### DIRECTION
Among the lines below, list those containing the string "Sorgula".

### RECORDS FOR THE TASK
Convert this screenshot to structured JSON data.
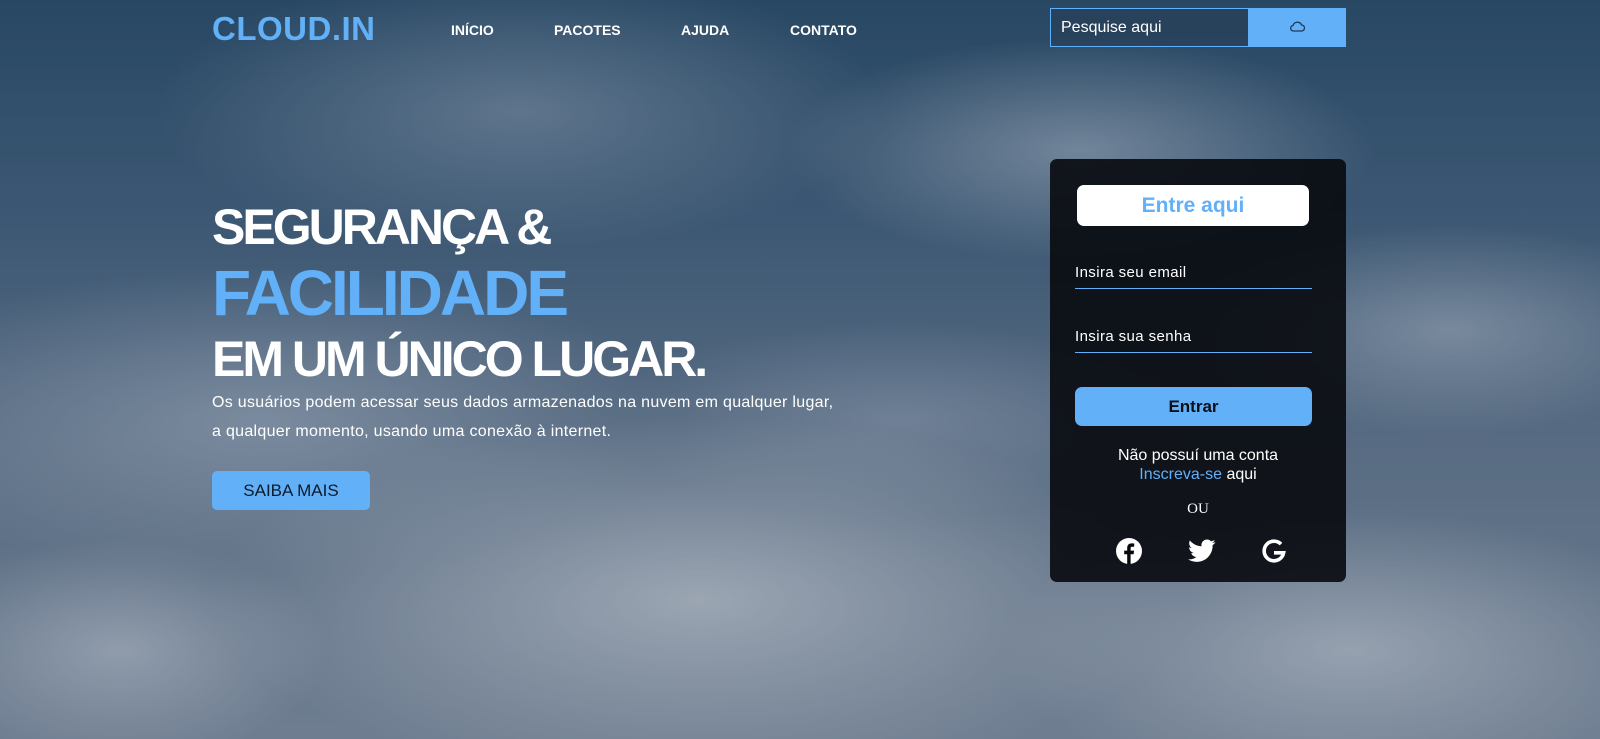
{
  "header": {
    "logo": "CLOUD.IN",
    "nav": [
      "INÍCIO",
      "PACOTES",
      "AJUDA",
      "CONTATO"
    ],
    "search": {
      "placeholder": "Pesquise aqui",
      "icon": "cloud-icon"
    }
  },
  "hero": {
    "line1": "SEGURANÇA &",
    "line2": "FACILIDADE",
    "line3": "EM UM ÚNICO LUGAR.",
    "description_1": "Os usuários podem acessar seus dados armazenados na nuvem em qualquer lugar,",
    "description_2": "a qualquer momento, usando uma conexão à internet.",
    "cta_label": "SAIBA MAIS"
  },
  "login": {
    "title": "Entre aqui",
    "email_placeholder": "Insira seu email",
    "password_placeholder": "Insira sua senha",
    "submit_label": "Entrar",
    "no_account_text": "Não possuí uma conta",
    "signup_link": "Inscreva-se",
    "signup_suffix": " aqui",
    "or_text": "OU",
    "social": [
      "facebook-icon",
      "twitter-icon",
      "google-icon"
    ]
  },
  "colors": {
    "accent": "#62b0f8",
    "card_bg": "#08090d"
  }
}
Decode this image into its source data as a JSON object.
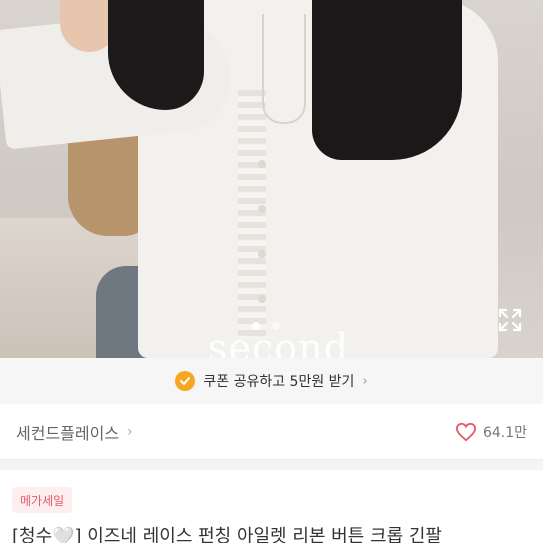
{
  "hero": {
    "watermark": "second",
    "slide_dots": 2,
    "active_slide": 1
  },
  "coupon": {
    "text": "쿠폰 공유하고 5만원 받기",
    "chevron": "›",
    "icon": "coupon-coin-icon",
    "accent_color": "#f6a623"
  },
  "seller": {
    "name": "세컨드플레이스",
    "chevron": "›",
    "likes": "64.1만",
    "like_icon": "heart-outline-icon",
    "like_color": "#e65a6c"
  },
  "product": {
    "badge": "메가세일",
    "title": "[청수🤍] 이즈네 레이스 펀칭 아일렛 리본 버튼 크롭 긴팔"
  }
}
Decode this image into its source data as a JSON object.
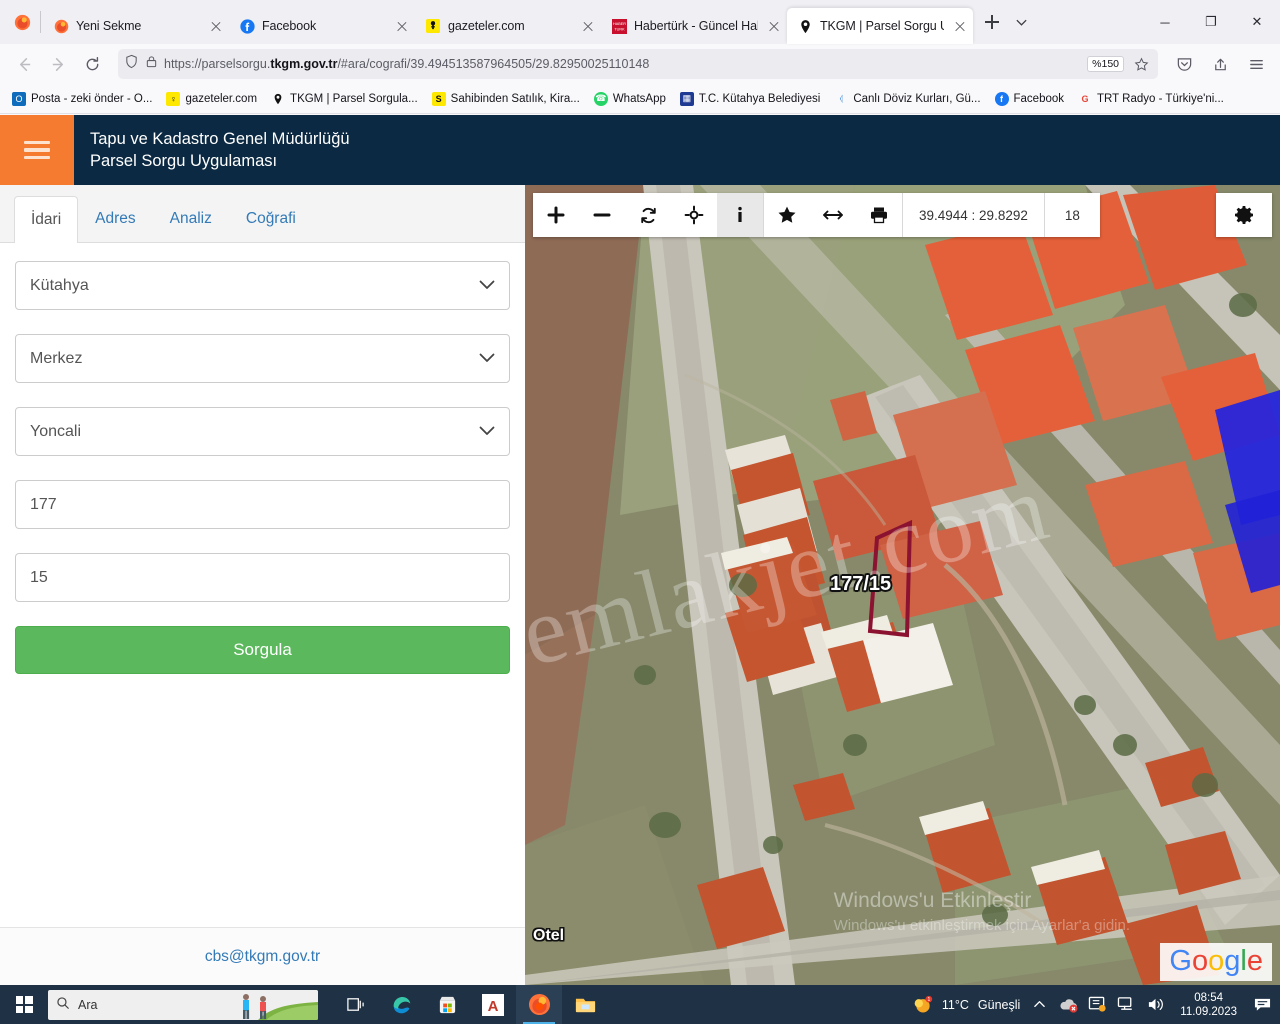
{
  "browser": {
    "tabs": [
      {
        "title": "Yeni Sekme",
        "icon": "firefox-icon",
        "active": false
      },
      {
        "title": "Facebook",
        "icon": "facebook-icon",
        "active": false
      },
      {
        "title": "gazeteler.com",
        "icon": "pin-icon",
        "active": false
      },
      {
        "title": "Habertürk - Güncel Haber",
        "icon": "haberturk-icon",
        "active": false
      },
      {
        "title": "TKGM | Parsel Sorgu Uygu",
        "icon": "pin-icon",
        "active": true
      }
    ],
    "url": "https://parselsorgu.tkgm.gov.tr/#ara/cografi/39.494513587964505/29.82950025110148",
    "url_host": "tkgm.gov.tr",
    "url_prefix": "https://parselsorgu.",
    "url_suffix": "/#ara/cografi/39.494513587964505/29.82950025110148",
    "zoom_badge": "%150",
    "bookmarks": [
      {
        "label": "Posta - zeki önder - O...",
        "icon": "outlook-icon",
        "color": "#0f6cbd",
        "glyph": "O"
      },
      {
        "label": "gazeteler.com",
        "icon": "pin-icon",
        "color": "#f4c430",
        "glyph": "♀"
      },
      {
        "label": "TKGM | Parsel Sorgula...",
        "icon": "pin-icon",
        "color": "#111111",
        "glyph": "●"
      },
      {
        "label": "Sahibinden Satılık, Kira...",
        "icon": "sahibinden-icon",
        "color": "#ffe800",
        "glyph": "S"
      },
      {
        "label": "WhatsApp",
        "icon": "whatsapp-icon",
        "color": "#25d366",
        "glyph": "✆"
      },
      {
        "label": "T.C. Kütahya Belediyesi",
        "icon": "belediye-icon",
        "color": "#1f3a93",
        "glyph": "▦"
      },
      {
        "label": "Canlı Döviz Kurları, Gü...",
        "icon": "doviz-icon",
        "color": "#4a90d9",
        "glyph": "⚉"
      },
      {
        "label": "Facebook",
        "icon": "facebook-icon",
        "color": "#1877f2",
        "glyph": "f"
      },
      {
        "label": "TRT Radyo - Türkiye'ni...",
        "icon": "google-icon",
        "color": "#ea4335",
        "glyph": "G"
      }
    ],
    "window_controls": {
      "minimize": "─",
      "maximize": "❐",
      "close": "✕"
    }
  },
  "app": {
    "header": {
      "line1": "Tapu ve Kadastro Genel Müdürlüğü",
      "line2": "Parsel Sorgu Uygulaması",
      "menu_icon": "hamburger-icon",
      "bg_color": "#0b2942",
      "accent_color": "#f47b30"
    },
    "tabs": [
      {
        "label": "İdari",
        "active": true
      },
      {
        "label": "Adres",
        "active": false
      },
      {
        "label": "Analiz",
        "active": false
      },
      {
        "label": "Coğrafi",
        "active": false
      }
    ],
    "form": {
      "il": {
        "value": "Kütahya",
        "type": "select"
      },
      "ilce": {
        "value": "Merkez",
        "type": "select"
      },
      "mahalle": {
        "value": "Yoncali",
        "type": "select"
      },
      "ada": {
        "value": "177",
        "type": "text"
      },
      "parsel": {
        "value": "15",
        "type": "text"
      },
      "submit_label": "Sorgula",
      "submit_color": "#5cb85c"
    },
    "footer": {
      "email": "cbs@tkgm.gov.tr"
    }
  },
  "map": {
    "toolbar": {
      "buttons": [
        {
          "name": "zoom-in",
          "glyph": "+",
          "active": false
        },
        {
          "name": "zoom-out",
          "glyph": "−",
          "active": false
        },
        {
          "name": "refresh",
          "glyph": "↻",
          "active": false
        },
        {
          "name": "locate",
          "glyph": "⌖",
          "active": false
        },
        {
          "name": "info",
          "glyph": "i",
          "active": true
        },
        {
          "name": "favorite",
          "glyph": "★",
          "active": false
        },
        {
          "name": "measure",
          "glyph": "↔",
          "active": false
        },
        {
          "name": "print",
          "glyph": "⎙",
          "active": false
        }
      ],
      "coordinates": "39.4944 : 29.8292",
      "zoom_level": "18"
    },
    "settings_icon": "gear-icon",
    "parcel_label": "177/15",
    "poi_label": "Otel",
    "watermark_emlak": "emlakjet.com",
    "windows_activate_line1": "Windows'u Etkinleştir",
    "windows_activate_line2": "Windows'u etkinleştirmek için Ayarlar'a gidin.",
    "attribution": "Google",
    "parcel_outline_color": "#8b1230"
  },
  "taskbar": {
    "search_placeholder": "Ara",
    "search_icon": "search-icon",
    "start_icon": "windows-icon",
    "items": [
      {
        "name": "task-view-icon",
        "glyph": "⧉"
      },
      {
        "name": "edge-icon",
        "glyph": "e"
      },
      {
        "name": "microsoft-store-icon",
        "glyph": "⊞"
      },
      {
        "name": "autocad-icon",
        "glyph": "A"
      },
      {
        "name": "firefox-icon",
        "glyph": "◕",
        "active": true
      },
      {
        "name": "file-explorer-icon",
        "glyph": "☰"
      }
    ],
    "weather": {
      "temp": "11°C",
      "condition": "Güneşli"
    },
    "clock": {
      "time": "08:54",
      "date": "11.09.2023"
    },
    "tray": [
      {
        "name": "show-hidden-icons",
        "glyph": "∧"
      },
      {
        "name": "onedrive-error-icon",
        "glyph": "☁"
      },
      {
        "name": "screen-icon",
        "glyph": "▣"
      },
      {
        "name": "network-icon",
        "glyph": "❖"
      },
      {
        "name": "volume-icon",
        "glyph": "ᴘ"
      },
      {
        "name": "notifications-icon",
        "glyph": "✉"
      }
    ]
  }
}
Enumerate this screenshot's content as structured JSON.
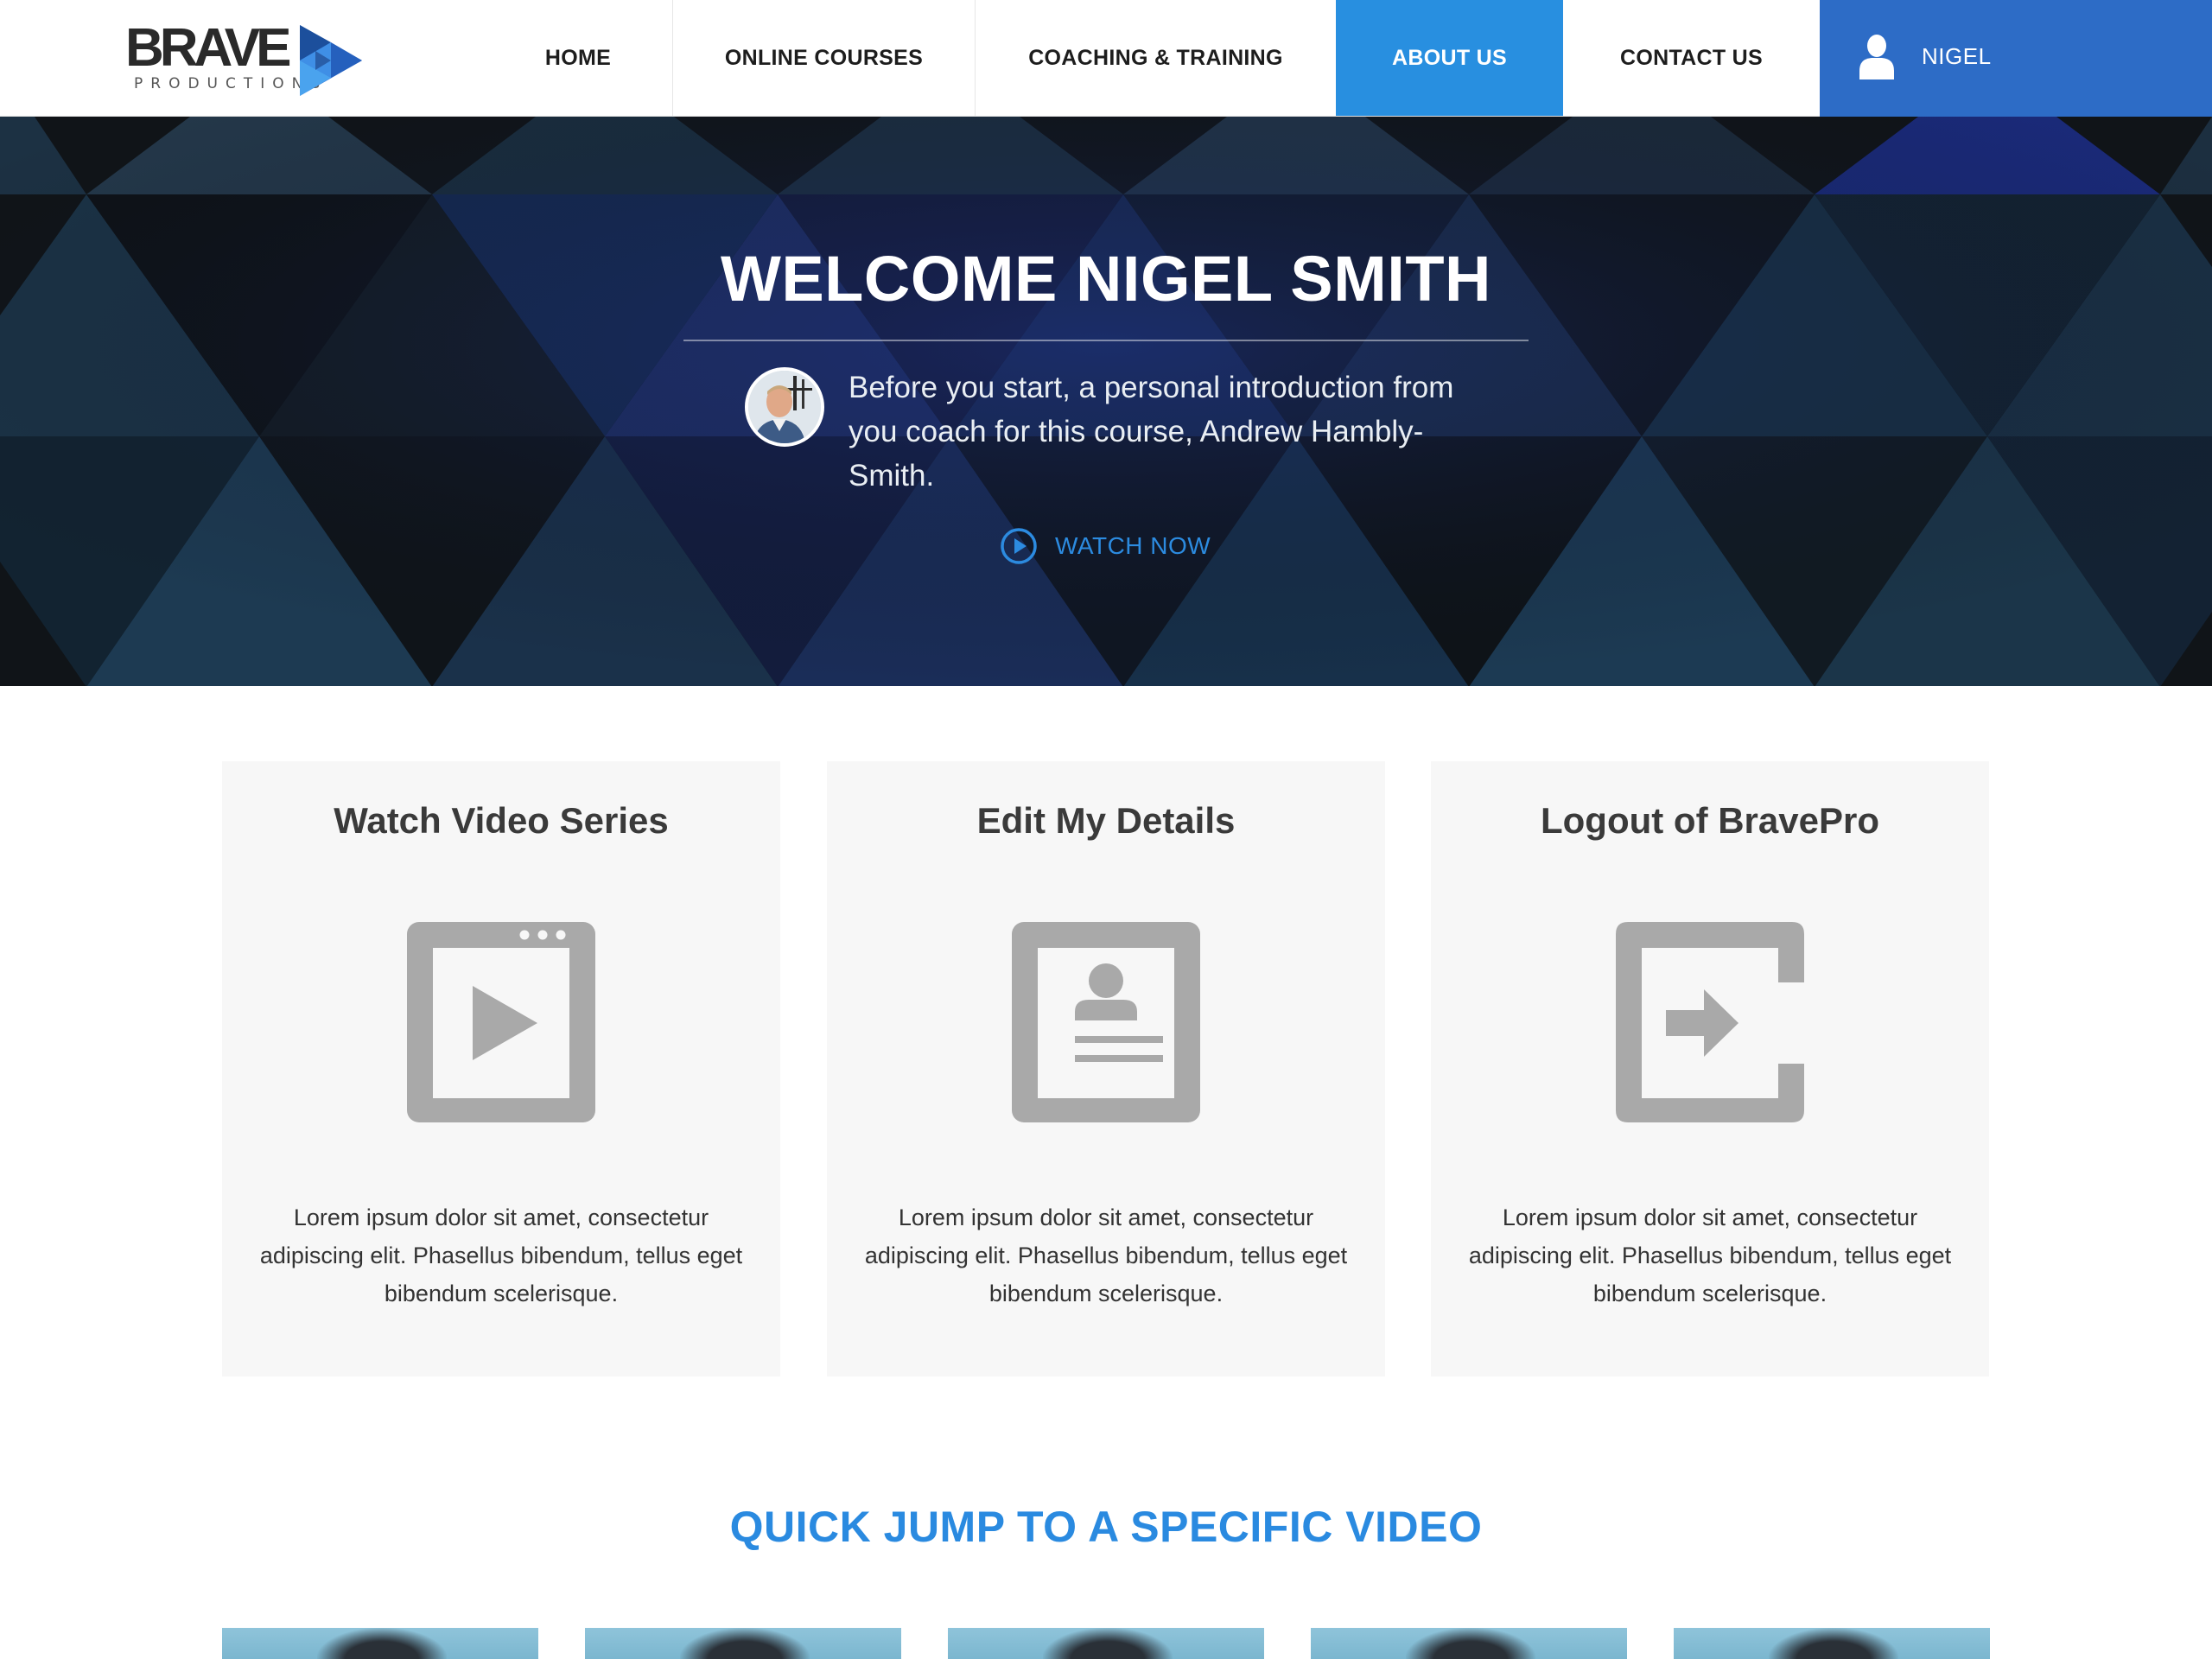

### CORRECT ANSWER
        "label": "TKGM | Parsel Sorgula...",
      "submit_label": "Sorgula",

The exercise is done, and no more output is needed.